(Stored data)
begin
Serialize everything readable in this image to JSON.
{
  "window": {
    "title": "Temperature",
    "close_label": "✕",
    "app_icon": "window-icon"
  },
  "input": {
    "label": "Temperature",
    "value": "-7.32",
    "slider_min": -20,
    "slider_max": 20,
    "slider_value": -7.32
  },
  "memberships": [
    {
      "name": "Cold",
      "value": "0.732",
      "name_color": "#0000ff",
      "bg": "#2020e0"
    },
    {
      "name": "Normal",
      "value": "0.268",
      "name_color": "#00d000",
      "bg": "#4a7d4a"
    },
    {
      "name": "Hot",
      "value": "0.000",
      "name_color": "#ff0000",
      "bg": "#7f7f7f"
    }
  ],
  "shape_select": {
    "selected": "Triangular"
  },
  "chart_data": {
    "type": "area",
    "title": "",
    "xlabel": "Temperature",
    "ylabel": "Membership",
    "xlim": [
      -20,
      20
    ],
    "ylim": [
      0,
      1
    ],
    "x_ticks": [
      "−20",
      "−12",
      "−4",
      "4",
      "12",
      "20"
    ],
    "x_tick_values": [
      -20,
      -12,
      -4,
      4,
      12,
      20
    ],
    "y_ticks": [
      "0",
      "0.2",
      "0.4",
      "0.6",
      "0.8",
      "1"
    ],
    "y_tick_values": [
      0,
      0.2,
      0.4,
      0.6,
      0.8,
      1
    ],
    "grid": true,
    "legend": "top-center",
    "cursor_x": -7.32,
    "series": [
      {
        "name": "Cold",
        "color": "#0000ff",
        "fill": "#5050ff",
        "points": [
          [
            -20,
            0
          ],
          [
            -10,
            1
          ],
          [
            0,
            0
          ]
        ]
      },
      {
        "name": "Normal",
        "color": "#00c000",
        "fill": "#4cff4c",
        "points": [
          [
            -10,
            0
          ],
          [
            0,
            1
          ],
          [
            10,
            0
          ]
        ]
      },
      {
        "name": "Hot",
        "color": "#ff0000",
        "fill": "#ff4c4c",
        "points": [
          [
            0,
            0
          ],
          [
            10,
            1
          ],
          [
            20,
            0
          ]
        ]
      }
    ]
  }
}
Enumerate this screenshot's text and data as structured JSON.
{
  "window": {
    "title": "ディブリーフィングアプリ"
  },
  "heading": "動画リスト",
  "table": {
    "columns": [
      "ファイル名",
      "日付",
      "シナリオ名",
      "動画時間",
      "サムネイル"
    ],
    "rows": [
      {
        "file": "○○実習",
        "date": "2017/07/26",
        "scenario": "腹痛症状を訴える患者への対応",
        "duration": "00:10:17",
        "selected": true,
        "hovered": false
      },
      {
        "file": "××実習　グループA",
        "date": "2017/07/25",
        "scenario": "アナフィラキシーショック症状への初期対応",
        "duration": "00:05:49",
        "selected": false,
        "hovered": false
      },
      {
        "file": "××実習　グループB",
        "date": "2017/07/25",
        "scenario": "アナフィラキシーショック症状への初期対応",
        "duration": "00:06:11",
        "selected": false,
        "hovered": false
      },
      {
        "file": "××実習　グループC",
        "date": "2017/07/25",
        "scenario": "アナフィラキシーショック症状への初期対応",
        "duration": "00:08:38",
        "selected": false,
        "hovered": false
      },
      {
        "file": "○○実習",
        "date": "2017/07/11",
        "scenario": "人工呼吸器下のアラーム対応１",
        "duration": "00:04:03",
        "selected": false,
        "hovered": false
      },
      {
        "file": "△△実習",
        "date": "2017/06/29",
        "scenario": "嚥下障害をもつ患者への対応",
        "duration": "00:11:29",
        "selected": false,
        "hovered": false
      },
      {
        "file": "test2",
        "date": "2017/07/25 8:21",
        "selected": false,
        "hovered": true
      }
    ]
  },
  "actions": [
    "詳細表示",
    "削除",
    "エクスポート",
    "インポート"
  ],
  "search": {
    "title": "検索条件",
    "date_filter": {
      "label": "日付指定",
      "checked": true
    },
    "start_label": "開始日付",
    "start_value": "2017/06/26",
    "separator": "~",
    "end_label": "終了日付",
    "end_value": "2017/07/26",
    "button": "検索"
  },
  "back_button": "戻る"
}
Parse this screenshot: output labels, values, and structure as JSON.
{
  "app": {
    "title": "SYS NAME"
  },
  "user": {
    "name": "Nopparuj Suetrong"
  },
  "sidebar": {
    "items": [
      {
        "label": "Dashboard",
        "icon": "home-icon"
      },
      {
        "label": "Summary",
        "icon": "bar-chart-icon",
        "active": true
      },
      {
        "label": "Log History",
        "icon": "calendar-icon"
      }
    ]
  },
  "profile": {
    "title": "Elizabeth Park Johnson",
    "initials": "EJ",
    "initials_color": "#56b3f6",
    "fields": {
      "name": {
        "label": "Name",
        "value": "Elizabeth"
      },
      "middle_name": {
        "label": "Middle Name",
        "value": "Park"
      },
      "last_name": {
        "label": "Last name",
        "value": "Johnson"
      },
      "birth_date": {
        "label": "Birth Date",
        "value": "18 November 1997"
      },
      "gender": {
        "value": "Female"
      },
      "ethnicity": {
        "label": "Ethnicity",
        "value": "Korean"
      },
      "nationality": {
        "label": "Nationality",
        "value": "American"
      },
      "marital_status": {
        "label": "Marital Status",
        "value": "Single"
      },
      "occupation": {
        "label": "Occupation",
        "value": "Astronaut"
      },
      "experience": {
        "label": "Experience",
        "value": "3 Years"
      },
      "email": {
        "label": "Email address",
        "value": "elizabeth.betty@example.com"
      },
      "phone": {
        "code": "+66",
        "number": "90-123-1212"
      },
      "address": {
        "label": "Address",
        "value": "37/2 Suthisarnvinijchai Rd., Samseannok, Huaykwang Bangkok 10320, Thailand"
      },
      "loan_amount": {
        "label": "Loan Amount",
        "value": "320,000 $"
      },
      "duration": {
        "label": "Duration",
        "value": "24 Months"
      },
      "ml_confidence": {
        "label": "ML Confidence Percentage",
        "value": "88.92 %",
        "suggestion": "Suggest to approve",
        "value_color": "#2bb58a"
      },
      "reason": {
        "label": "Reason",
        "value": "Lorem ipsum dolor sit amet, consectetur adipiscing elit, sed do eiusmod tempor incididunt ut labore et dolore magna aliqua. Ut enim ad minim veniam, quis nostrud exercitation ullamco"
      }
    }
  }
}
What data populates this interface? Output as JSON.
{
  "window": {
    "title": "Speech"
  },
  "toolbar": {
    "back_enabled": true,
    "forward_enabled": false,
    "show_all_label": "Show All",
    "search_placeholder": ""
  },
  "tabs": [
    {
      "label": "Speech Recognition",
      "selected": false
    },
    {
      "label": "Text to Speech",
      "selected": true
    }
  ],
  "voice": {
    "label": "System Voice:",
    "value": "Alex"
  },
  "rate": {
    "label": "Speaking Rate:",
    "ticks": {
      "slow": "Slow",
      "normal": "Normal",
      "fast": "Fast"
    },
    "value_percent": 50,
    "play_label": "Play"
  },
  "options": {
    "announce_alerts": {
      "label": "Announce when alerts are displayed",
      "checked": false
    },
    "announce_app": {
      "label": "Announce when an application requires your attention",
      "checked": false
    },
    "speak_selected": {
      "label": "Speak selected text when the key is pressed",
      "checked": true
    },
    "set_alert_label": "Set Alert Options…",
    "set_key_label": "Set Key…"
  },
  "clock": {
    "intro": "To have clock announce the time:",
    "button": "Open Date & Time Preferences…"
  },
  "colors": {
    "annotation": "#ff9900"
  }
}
end
Work to do: Repeat every record, keeping each word and mark exactly as it is.

Finished answer:
Serialize everything readable in this image to JSON.
{
  "window": {
    "title": "Temperature",
    "close_label": "✕",
    "app_icon": "window-icon"
  },
  "input": {
    "label": "Temperature",
    "value": "-7.32",
    "slider_min": -20,
    "slider_max": 20,
    "slider_value": -7.32
  },
  "memberships": [
    {
      "name": "Cold",
      "value": "0.732",
      "name_color": "#0000ff",
      "bg": "#2020e0"
    },
    {
      "name": "Normal",
      "value": "0.268",
      "name_color": "#00d000",
      "bg": "#4a7d4a"
    },
    {
      "name": "Hot",
      "value": "0.000",
      "name_color": "#ff0000",
      "bg": "#7f7f7f"
    }
  ],
  "shape_select": {
    "selected": "Triangular"
  },
  "chart_data": {
    "type": "area",
    "title": "",
    "xlabel": "Temperature",
    "ylabel": "Membership",
    "xlim": [
      -20,
      20
    ],
    "ylim": [
      0,
      1
    ],
    "x_ticks": [
      "−20",
      "−12",
      "−4",
      "4",
      "12",
      "20"
    ],
    "x_tick_values": [
      -20,
      -12,
      -4,
      4,
      12,
      20
    ],
    "y_ticks": [
      "0",
      "0.2",
      "0.4",
      "0.6",
      "0.8",
      "1"
    ],
    "y_tick_values": [
      0,
      0.2,
      0.4,
      0.6,
      0.8,
      1
    ],
    "grid": true,
    "legend": "top-center",
    "cursor_x": -7.32,
    "series": [
      {
        "name": "Cold",
        "color": "#0000ff",
        "fill": "#5050ff",
        "points": [
          [
            -20,
            0
          ],
          [
            -10,
            1
          ],
          [
            0,
            0
          ]
        ]
      },
      {
        "name": "Normal",
        "color": "#00c000",
        "fill": "#4cff4c",
        "points": [
          [
            -10,
            0
          ],
          [
            0,
            1
          ],
          [
            10,
            0
          ]
        ]
      },
      {
        "name": "Hot",
        "color": "#ff0000",
        "fill": "#ff4c4c",
        "points": [
          [
            0,
            0
          ],
          [
            10,
            1
          ],
          [
            20,
            0
          ]
        ]
      }
    ]
  }
}
Enumerate this screenshot's text and data as structured JSON.
{
  "window": {
    "title": "ディブリーフィングアプリ"
  },
  "heading": "動画リスト",
  "table": {
    "columns": [
      "ファイル名",
      "日付",
      "シナリオ名",
      "動画時間",
      "サムネイル"
    ],
    "rows": [
      {
        "file": "○○実習",
        "date": "2017/07/26",
        "scenario": "腹痛症状を訴える患者への対応",
        "duration": "00:10:17",
        "selected": true,
        "hovered": false
      },
      {
        "file": "××実習　グループA",
        "date": "2017/07/25",
        "scenario": "アナフィラキシーショック症状への初期対応",
        "duration": "00:05:49",
        "selected": false,
        "hovered": false
      },
      {
        "file": "××実習　グループB",
        "date": "2017/07/25",
        "scenario": "アナフィラキシーショック症状への初期対応",
        "duration": "00:06:11",
        "selected": false,
        "hovered": false
      },
      {
        "file": "××実習　グループC",
        "date": "2017/07/25",
        "scenario": "アナフィラキシーショック症状への初期対応",
        "duration": "00:08:38",
        "selected": false,
        "hovered": false
      },
      {
        "file": "○○実習",
        "date": "2017/07/11",
        "scenario": "人工呼吸器下のアラーム対応１",
        "duration": "00:04:03",
        "selected": false,
        "hovered": false
      },
      {
        "file": "△△実習",
        "date": "2017/06/29",
        "scenario": "嚥下障害をもつ患者への対応",
        "duration": "00:11:29",
        "selected": false,
        "hovered": false
      },
      {
        "file": "test2",
        "date": "2017/07/25 8:21",
        "selected": false,
        "hovered": true
      }
    ]
  },
  "actions": [
    "詳細表示",
    "削除",
    "エクスポート",
    "インポート"
  ],
  "search": {
    "title": "検索条件",
    "date_filter": {
      "label": "日付指定",
      "checked": true
    },
    "start_label": "開始日付",
    "start_value": "2017/06/26",
    "separator": "~",
    "end_label": "終了日付",
    "end_value": "2017/07/26",
    "button": "検索"
  },
  "back_button": "戻る"
}
Parse this screenshot: output labels, values, and structure as JSON.
{
  "app": {
    "title": "SYS NAME"
  },
  "user": {
    "name": "Nopparuj Suetrong"
  },
  "sidebar": {
    "items": [
      {
        "label": "Dashboard",
        "icon": "home-icon"
      },
      {
        "label": "Summary",
        "icon": "bar-chart-icon",
        "active": true
      },
      {
        "label": "Log History",
        "icon": "calendar-icon"
      }
    ]
  },
  "profile": {
    "title": "Elizabeth Park Johnson",
    "initials": "EJ",
    "initials_color": "#56b3f6",
    "fields": {
      "name": {
        "label": "Name",
        "value": "Elizabeth"
      },
      "middle_name": {
        "label": "Middle Name",
        "value": "Park"
      },
      "last_name": {
        "label": "Last name",
        "value": "Johnson"
      },
      "birth_date": {
        "label": "Birth Date",
        "value": "18 November 1997"
      },
      "gender": {
        "value": "Female"
      },
      "ethnicity": {
        "label": "Ethnicity",
        "value": "Korean"
      },
      "nationality": {
        "label": "Nationality",
        "value": "American"
      },
      "marital_status": {
        "label": "Marital Status",
        "value": "Single"
      },
      "occupation": {
        "label": "Occupation",
        "value": "Astronaut"
      },
      "experience": {
        "label": "Experience",
        "value": "3 Years"
      },
      "email": {
        "label": "Email address",
        "value": "elizabeth.betty@example.com"
      },
      "phone": {
        "code": "+66",
        "number": "90-123-1212"
      },
      "address": {
        "label": "Address",
        "value": "37/2 Suthisarnvinijchai Rd., Samseannok, Huaykwang Bangkok 10320, Thailand"
      },
      "loan_amount": {
        "label": "Loan Amount",
        "value": "320,000 $"
      },
      "duration": {
        "label": "Duration",
        "value": "24 Months"
      },
      "ml_confidence": {
        "label": "ML Confidence Percentage",
        "value": "88.92 %",
        "suggestion": "Suggest to approve",
        "value_color": "#2bb58a"
      },
      "reason": {
        "label": "Reason",
        "value": "Lorem ipsum dolor sit amet, consectetur adipiscing elit, sed do eiusmod tempor incididunt ut labore et dolore magna aliqua. Ut enim ad minim veniam, quis nostrud exercitation ullamco"
      }
    }
  }
}
What data populates this interface? Output as JSON.
{
  "window": {
    "title": "Speech"
  },
  "toolbar": {
    "back_enabled": true,
    "forward_enabled": false,
    "show_all_label": "Show All",
    "search_placeholder": ""
  },
  "tabs": [
    {
      "label": "Speech Recognition",
      "selected": false
    },
    {
      "label": "Text to Speech",
      "selected": true
    }
  ],
  "voice": {
    "label": "System Voice:",
    "value": "Alex"
  },
  "rate": {
    "label": "Speaking Rate:",
    "ticks": {
      "slow": "Slow",
      "normal": "Normal",
      "fast": "Fast"
    },
    "value_percent": 50,
    "play_label": "Play"
  },
  "options": {
    "announce_alerts": {
      "label": "Announce when alerts are displayed",
      "checked": false
    },
    "announce_app": {
      "label": "Announce when an application requires your attention",
      "checked": false
    },
    "speak_selected": {
      "label": "Speak selected text when the key is pressed",
      "checked": true
    },
    "set_alert_label": "Set Alert Options…",
    "set_key_label": "Set Key…"
  },
  "clock": {
    "intro": "To have clock announce the time:",
    "button": "Open Date & Time Preferences…"
  },
  "colors": {
    "annotation": "#ff9900"
  }
}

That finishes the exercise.